==== TASK MATERIAL ====

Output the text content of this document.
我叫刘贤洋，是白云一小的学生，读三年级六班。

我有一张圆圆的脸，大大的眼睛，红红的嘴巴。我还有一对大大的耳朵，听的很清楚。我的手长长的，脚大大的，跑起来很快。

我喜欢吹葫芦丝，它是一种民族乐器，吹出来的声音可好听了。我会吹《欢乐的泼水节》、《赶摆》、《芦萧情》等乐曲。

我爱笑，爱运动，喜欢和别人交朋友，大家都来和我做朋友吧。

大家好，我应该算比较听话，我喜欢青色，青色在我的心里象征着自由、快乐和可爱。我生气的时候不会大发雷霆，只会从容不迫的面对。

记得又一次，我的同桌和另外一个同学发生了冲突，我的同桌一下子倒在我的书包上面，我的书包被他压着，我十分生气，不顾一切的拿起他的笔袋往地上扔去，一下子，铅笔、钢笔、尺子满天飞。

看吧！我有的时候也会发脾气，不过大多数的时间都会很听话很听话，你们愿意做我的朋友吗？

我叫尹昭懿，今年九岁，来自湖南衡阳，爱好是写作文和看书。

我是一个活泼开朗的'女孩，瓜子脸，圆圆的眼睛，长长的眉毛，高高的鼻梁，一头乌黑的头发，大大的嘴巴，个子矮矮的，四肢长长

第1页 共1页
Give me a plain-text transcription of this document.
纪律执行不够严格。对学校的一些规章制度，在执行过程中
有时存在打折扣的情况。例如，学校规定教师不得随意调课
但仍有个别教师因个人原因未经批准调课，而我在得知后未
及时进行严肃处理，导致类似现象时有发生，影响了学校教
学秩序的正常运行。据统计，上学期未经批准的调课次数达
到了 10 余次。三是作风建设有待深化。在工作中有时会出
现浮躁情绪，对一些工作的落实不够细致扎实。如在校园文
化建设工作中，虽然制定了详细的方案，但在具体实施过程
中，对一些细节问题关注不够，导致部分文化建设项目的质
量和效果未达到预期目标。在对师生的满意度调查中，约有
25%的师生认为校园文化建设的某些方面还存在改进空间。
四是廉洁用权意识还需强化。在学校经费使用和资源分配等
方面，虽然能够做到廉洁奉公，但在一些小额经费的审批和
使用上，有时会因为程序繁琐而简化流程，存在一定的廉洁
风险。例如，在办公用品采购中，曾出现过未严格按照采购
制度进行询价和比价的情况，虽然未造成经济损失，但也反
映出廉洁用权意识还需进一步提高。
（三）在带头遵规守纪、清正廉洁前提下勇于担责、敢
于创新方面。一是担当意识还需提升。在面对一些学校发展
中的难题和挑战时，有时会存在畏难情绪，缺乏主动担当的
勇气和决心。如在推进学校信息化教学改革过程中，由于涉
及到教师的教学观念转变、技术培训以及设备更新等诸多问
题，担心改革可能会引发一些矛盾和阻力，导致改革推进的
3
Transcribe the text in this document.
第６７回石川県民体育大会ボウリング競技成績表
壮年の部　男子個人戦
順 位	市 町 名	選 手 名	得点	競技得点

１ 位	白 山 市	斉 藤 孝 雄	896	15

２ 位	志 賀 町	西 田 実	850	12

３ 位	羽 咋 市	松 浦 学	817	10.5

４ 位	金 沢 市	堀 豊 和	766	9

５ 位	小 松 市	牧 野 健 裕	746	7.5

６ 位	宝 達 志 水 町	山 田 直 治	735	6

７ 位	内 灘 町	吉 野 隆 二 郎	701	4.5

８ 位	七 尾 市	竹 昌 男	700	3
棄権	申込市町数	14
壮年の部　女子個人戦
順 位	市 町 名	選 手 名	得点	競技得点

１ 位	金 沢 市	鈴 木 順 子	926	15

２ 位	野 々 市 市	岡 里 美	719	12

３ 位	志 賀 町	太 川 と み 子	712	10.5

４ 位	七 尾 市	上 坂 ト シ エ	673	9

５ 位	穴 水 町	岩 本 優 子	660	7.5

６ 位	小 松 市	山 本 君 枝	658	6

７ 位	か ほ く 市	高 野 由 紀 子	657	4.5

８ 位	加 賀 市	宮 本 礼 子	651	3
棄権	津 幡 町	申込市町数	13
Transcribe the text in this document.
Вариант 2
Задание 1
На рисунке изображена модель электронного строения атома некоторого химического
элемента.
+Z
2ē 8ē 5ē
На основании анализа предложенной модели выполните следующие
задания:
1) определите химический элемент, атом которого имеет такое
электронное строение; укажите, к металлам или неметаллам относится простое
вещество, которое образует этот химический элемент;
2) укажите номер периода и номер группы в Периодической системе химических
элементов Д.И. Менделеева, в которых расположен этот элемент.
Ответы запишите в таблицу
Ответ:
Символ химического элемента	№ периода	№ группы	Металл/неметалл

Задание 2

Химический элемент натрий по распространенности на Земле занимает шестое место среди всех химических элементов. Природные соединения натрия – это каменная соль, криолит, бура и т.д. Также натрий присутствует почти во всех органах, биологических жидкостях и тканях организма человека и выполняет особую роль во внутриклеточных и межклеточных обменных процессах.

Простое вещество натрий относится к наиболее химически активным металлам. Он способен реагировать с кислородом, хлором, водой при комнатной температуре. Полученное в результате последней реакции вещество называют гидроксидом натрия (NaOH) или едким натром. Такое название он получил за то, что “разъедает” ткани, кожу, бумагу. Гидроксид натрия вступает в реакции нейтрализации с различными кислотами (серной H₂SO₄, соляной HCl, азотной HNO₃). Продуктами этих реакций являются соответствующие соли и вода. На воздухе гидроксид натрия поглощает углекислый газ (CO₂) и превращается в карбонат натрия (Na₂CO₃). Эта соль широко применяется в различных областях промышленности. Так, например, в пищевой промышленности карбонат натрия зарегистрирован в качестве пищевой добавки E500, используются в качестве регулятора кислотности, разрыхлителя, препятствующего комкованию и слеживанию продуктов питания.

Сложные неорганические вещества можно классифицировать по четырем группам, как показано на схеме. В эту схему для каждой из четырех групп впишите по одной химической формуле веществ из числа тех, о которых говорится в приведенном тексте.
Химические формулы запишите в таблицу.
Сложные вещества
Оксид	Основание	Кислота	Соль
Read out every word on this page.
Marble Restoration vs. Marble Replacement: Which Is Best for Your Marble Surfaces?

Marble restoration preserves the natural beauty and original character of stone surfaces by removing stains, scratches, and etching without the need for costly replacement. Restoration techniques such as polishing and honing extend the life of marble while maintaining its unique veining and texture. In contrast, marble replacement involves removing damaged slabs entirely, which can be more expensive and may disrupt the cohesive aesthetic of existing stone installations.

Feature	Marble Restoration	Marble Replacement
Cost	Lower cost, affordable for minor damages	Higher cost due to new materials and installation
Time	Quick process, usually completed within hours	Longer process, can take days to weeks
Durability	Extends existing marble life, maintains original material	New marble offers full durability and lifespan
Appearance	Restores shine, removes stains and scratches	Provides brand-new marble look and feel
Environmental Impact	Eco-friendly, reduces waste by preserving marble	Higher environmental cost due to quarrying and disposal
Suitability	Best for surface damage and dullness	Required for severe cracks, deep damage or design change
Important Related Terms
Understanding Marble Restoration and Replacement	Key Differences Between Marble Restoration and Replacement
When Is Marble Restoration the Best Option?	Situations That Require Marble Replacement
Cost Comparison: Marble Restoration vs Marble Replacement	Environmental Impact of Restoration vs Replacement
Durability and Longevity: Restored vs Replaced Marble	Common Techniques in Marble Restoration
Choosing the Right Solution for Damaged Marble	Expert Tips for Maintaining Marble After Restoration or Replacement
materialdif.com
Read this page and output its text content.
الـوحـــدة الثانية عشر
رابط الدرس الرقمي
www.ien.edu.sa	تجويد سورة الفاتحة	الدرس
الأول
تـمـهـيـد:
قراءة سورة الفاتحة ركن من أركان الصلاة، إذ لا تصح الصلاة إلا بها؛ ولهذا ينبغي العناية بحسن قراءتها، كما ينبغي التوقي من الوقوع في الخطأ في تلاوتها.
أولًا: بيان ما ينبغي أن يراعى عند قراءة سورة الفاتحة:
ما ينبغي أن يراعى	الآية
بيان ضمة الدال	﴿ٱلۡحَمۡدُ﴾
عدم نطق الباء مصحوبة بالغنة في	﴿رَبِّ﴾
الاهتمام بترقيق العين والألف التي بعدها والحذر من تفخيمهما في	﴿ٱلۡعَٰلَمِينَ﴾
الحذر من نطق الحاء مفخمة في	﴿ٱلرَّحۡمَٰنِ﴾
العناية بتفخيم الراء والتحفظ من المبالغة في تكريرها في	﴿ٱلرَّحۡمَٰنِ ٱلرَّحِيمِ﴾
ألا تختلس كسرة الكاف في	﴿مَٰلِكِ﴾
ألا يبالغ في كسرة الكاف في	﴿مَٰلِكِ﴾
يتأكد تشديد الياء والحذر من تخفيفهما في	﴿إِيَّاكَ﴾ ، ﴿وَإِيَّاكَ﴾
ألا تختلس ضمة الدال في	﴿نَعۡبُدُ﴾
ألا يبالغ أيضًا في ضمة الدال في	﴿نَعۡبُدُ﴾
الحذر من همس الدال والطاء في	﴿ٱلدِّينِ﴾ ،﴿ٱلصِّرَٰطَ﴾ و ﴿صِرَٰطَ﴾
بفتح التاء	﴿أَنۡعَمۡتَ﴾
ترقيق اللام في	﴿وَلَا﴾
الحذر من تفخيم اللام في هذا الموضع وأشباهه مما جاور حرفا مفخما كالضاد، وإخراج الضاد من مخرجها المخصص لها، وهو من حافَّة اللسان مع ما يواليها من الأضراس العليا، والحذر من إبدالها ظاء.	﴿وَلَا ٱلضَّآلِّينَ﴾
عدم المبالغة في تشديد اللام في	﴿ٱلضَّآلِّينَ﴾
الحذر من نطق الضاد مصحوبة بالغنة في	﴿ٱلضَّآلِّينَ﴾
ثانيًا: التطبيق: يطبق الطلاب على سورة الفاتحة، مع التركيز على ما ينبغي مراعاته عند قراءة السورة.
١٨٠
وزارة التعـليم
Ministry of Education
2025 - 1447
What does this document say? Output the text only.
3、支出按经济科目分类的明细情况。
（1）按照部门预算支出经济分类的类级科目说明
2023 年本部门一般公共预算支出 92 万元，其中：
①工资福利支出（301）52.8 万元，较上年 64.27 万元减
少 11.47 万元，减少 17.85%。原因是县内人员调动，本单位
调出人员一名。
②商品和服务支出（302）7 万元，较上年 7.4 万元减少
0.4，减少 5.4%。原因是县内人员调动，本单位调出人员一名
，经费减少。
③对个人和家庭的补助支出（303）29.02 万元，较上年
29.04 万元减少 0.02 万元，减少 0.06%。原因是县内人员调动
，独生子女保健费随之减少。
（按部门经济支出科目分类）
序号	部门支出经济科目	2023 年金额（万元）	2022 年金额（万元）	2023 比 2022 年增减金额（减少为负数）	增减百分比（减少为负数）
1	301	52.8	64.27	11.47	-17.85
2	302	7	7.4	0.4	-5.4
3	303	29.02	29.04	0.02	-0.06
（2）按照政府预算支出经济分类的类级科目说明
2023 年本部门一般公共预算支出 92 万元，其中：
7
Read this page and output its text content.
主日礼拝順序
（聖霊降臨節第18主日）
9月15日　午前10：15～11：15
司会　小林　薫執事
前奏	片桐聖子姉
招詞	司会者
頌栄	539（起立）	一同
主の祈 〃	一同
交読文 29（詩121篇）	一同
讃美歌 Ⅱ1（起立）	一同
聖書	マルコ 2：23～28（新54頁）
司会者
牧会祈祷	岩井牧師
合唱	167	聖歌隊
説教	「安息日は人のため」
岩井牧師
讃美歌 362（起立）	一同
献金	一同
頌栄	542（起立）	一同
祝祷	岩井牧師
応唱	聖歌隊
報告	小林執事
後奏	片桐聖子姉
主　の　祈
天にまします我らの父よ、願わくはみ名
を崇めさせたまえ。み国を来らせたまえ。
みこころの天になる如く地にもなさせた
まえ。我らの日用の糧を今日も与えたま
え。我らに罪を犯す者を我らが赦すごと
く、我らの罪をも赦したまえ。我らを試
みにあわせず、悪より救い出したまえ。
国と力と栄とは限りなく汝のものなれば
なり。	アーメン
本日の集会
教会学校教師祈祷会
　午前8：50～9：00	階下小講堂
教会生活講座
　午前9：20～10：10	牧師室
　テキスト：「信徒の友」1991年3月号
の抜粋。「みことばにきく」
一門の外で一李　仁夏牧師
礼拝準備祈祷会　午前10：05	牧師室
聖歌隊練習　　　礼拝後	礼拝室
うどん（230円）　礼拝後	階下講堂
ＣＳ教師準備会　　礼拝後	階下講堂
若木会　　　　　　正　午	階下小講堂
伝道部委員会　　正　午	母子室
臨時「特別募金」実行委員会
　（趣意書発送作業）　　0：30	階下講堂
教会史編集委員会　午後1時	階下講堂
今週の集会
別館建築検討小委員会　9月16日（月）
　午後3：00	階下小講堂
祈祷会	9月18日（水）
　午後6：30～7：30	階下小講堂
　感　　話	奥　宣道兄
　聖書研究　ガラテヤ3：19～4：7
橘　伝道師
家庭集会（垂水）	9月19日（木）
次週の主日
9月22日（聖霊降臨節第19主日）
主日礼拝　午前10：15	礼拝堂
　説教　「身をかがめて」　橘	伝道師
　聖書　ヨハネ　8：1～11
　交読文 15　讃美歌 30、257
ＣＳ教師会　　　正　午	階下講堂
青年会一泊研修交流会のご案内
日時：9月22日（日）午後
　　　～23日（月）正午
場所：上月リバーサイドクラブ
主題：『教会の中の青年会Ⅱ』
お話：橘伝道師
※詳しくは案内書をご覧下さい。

====

## WHAT IS NEEDED
Find the lines above holding the word "كسرة" and show them.

## REPLY TO THE EXERCISE
ألا تختلس كسرة الكاف في	﴿مَٰلِكِ﴾
ألا يبالغ في كسرة الكاف في	﴿مَٰلِكِ﴾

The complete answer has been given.